Source data:
↓

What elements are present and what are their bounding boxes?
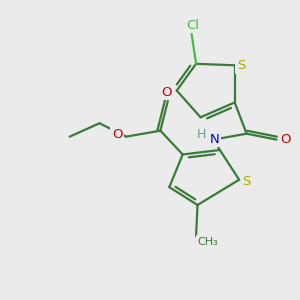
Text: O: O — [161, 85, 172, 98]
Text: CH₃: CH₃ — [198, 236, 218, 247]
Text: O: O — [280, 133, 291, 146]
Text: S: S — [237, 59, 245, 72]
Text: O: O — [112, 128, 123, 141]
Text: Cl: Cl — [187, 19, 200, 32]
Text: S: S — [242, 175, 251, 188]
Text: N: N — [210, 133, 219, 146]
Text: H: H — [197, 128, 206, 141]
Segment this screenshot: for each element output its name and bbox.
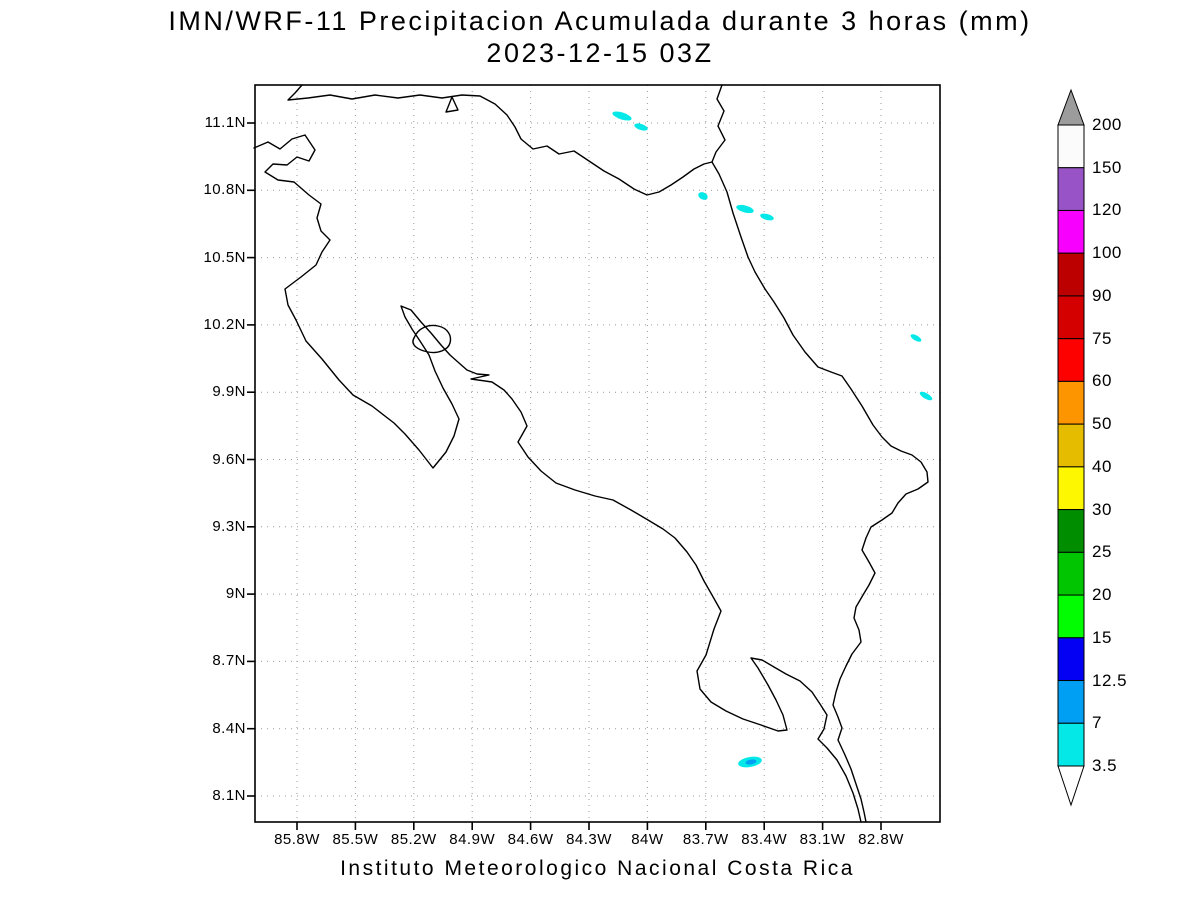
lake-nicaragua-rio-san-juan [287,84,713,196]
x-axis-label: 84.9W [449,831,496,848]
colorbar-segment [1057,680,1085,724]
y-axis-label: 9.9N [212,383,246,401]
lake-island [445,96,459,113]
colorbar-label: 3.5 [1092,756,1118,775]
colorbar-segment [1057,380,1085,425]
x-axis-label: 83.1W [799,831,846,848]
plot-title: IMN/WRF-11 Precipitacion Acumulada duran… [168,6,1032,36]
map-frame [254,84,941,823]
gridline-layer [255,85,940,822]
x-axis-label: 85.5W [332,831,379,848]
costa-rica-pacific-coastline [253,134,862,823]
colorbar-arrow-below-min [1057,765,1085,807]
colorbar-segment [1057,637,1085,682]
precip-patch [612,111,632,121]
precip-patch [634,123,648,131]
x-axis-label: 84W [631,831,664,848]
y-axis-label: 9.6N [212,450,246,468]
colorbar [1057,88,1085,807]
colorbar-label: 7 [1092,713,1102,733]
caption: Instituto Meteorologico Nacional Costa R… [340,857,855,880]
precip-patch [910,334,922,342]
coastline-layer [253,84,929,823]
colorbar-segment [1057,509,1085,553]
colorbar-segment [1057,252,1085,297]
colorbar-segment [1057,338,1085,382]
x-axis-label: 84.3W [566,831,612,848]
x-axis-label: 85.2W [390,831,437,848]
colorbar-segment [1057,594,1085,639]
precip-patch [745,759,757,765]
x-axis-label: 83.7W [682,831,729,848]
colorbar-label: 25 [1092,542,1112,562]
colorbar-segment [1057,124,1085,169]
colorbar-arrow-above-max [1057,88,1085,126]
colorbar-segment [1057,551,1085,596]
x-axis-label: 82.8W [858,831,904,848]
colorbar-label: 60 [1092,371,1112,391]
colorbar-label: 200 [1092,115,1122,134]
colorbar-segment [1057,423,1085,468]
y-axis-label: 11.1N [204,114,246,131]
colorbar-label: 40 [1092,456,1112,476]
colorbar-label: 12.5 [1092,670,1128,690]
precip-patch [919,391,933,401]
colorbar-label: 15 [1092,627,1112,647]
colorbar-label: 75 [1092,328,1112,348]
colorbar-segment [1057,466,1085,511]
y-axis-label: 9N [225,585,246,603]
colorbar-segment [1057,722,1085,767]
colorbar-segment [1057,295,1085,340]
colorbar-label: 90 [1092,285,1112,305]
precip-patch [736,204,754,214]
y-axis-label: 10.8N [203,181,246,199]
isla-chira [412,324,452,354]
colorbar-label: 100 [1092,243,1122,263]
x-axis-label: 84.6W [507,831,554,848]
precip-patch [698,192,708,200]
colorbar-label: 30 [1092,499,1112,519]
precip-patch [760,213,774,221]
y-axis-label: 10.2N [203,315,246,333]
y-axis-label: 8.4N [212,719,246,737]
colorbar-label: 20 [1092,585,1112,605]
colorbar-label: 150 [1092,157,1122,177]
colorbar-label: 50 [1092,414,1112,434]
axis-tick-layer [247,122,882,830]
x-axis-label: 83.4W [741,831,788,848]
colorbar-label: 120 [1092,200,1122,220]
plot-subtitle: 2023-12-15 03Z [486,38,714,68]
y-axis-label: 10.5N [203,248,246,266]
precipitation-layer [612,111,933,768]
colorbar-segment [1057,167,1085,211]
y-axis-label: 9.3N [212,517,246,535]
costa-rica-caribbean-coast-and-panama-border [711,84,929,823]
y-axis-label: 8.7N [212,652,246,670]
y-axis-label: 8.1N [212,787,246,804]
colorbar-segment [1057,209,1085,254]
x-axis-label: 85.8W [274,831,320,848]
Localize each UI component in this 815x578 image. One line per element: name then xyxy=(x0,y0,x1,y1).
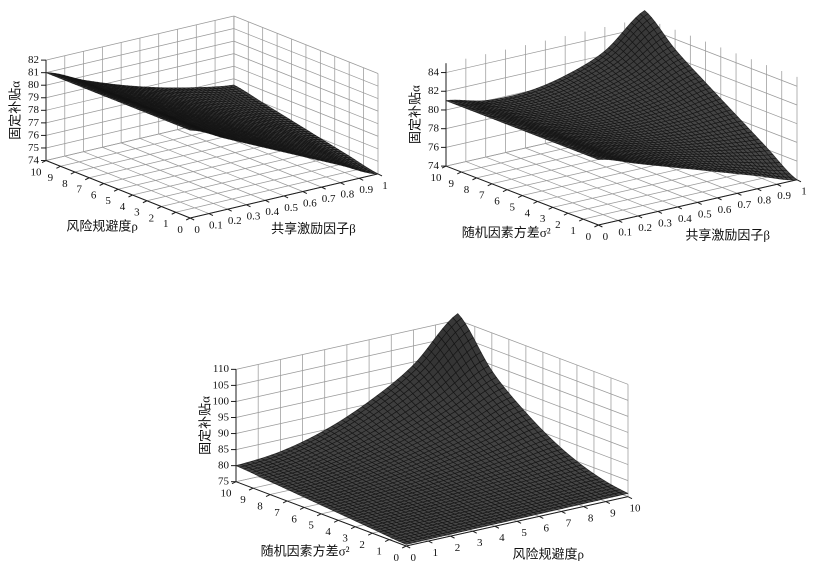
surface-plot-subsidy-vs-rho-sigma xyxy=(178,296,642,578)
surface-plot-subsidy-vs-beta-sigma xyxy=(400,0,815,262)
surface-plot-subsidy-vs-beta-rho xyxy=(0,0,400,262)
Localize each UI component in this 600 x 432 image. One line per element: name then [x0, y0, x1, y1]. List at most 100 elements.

↑

REQUIREMENT >>
Print every line of the source data above word for word, omitting the pictures.

TASK OUTPUT >>
What elements are present and what are their bounding boxes?
Text: O: O — [161, 85, 172, 98]
Text: CH₃: CH₃ — [198, 236, 218, 247]
Text: O: O — [280, 133, 291, 146]
Text: S: S — [237, 59, 245, 72]
Text: O: O — [112, 128, 123, 141]
Text: Cl: Cl — [187, 19, 200, 32]
Text: S: S — [242, 175, 251, 188]
Text: N: N — [210, 133, 219, 146]
Text: H: H — [197, 128, 206, 141]
Segment this screenshot: for each element output its name and bbox.
lake-nicaragua-rio-san-juan [287,84,713,196]
x-axis-label: 84.9W [449,831,496,848]
colorbar-segment [1057,680,1085,724]
y-axis-label: 9.9N [212,383,246,401]
lake-island [445,96,459,113]
colorbar-label: 3.5 [1092,756,1118,775]
colorbar-segment [1057,380,1085,425]
x-axis-label: 83.1W [799,831,846,848]
plot-title: IMN/WRF-11 Precipitacion Acumulada duran… [168,6,1032,36]
map-frame [254,84,941,823]
gridline-layer [255,85,940,822]
x-axis-label: 85.5W [332,831,379,848]
costa-rica-pacific-coastline [253,134,862,823]
colorbar-arrow-below-min [1057,765,1085,807]
colorbar-segment [1057,637,1085,682]
precip-patch [612,111,632,121]
precip-patch [634,123,648,131]
x-axis-label: 84W [631,831,664,848]
y-axis-label: 9.6N [212,450,246,468]
colorbar [1057,88,1085,807]
colorbar-label: 7 [1092,713,1102,733]
caption: Instituto Meteorologico Nacional Costa R… [340,857,855,880]
precip-patch [910,334,922,342]
coastline-layer [253,84,929,823]
colorbar-segment [1057,509,1085,553]
colorbar-segment [1057,252,1085,297]
colorbar-segment [1057,338,1085,382]
x-axis-label: 84.3W [566,831,612,848]
x-axis-label: 85.2W [390,831,437,848]
colorbar-segment [1057,594,1085,639]
precip-patch [745,759,757,765]
x-axis-label: 83.7W [682,831,729,848]
colorbar-label: 25 [1092,542,1112,562]
colorbar-segment [1057,124,1085,169]
colorbar-arrow-above-max [1057,88,1085,126]
colorbar-segment [1057,551,1085,596]
x-axis-label: 82.8W [858,831,904,848]
colorbar-label: 60 [1092,371,1112,391]
colorbar-label: 200 [1092,115,1122,134]
colorbar-segment [1057,423,1085,468]
y-axis-label: 11.1N [204,114,246,131]
colorbar-label: 40 [1092,456,1112,476]
colorbar-label: 12.5 [1092,670,1128,690]
precip-patch [919,391,933,401]
colorbar-label: 15 [1092,627,1112,647]
colorbar-label: 75 [1092,328,1112,348]
colorbar-segment [1057,466,1085,511]
y-axis-label: 9N [225,585,246,603]
colorbar-segment [1057,722,1085,767]
colorbar-segment [1057,295,1085,340]
colorbar-label: 90 [1092,285,1112,305]
precip-patch [736,204,754,214]
y-axis-label: 10.8N [203,181,246,199]
isla-chira [412,324,452,354]
colorbar-label: 100 [1092,243,1122,263]
x-axis-label: 84.6W [507,831,554,848]
precip-patch [698,192,708,200]
colorbar-label: 30 [1092,499,1112,519]
precip-patch [760,213,774,221]
y-axis-label: 10.2N [203,315,246,333]
y-axis-label: 8.4N [212,719,246,737]
colorbar-label: 20 [1092,585,1112,605]
colorbar-label: 150 [1092,157,1122,177]
colorbar-label: 50 [1092,414,1112,434]
axis-tick-layer [247,122,882,830]
x-axis-label: 83.4W [741,831,788,848]
colorbar-label: 120 [1092,200,1122,220]
plot-subtitle: 2023-12-15 03Z [486,38,714,68]
y-axis-label: 10.5N [203,248,246,266]
precipitation-layer [612,111,933,768]
colorbar-segment [1057,167,1085,211]
y-axis-label: 9.3N [212,517,246,535]
costa-rica-caribbean-coast-and-panama-border [711,84,929,823]
y-axis-label: 8.7N [212,652,246,670]
y-axis-label: 8.1N [212,787,246,804]
colorbar-segment [1057,209,1085,254]
x-axis-label: 85.8W [274,831,320,848]
Localize each UI component in this 815x578 image. One line per element: name then xyxy=(x0,y0,x1,y1).
surface-plot-subsidy-vs-rho-sigma xyxy=(178,296,642,578)
surface-plot-subsidy-vs-beta-sigma xyxy=(400,0,815,262)
surface-plot-subsidy-vs-beta-rho xyxy=(0,0,400,262)
Localize each UI component in this 600 x 432 image. One line per element: name then [x0, y0, x1, y1]. List at most 100 elements.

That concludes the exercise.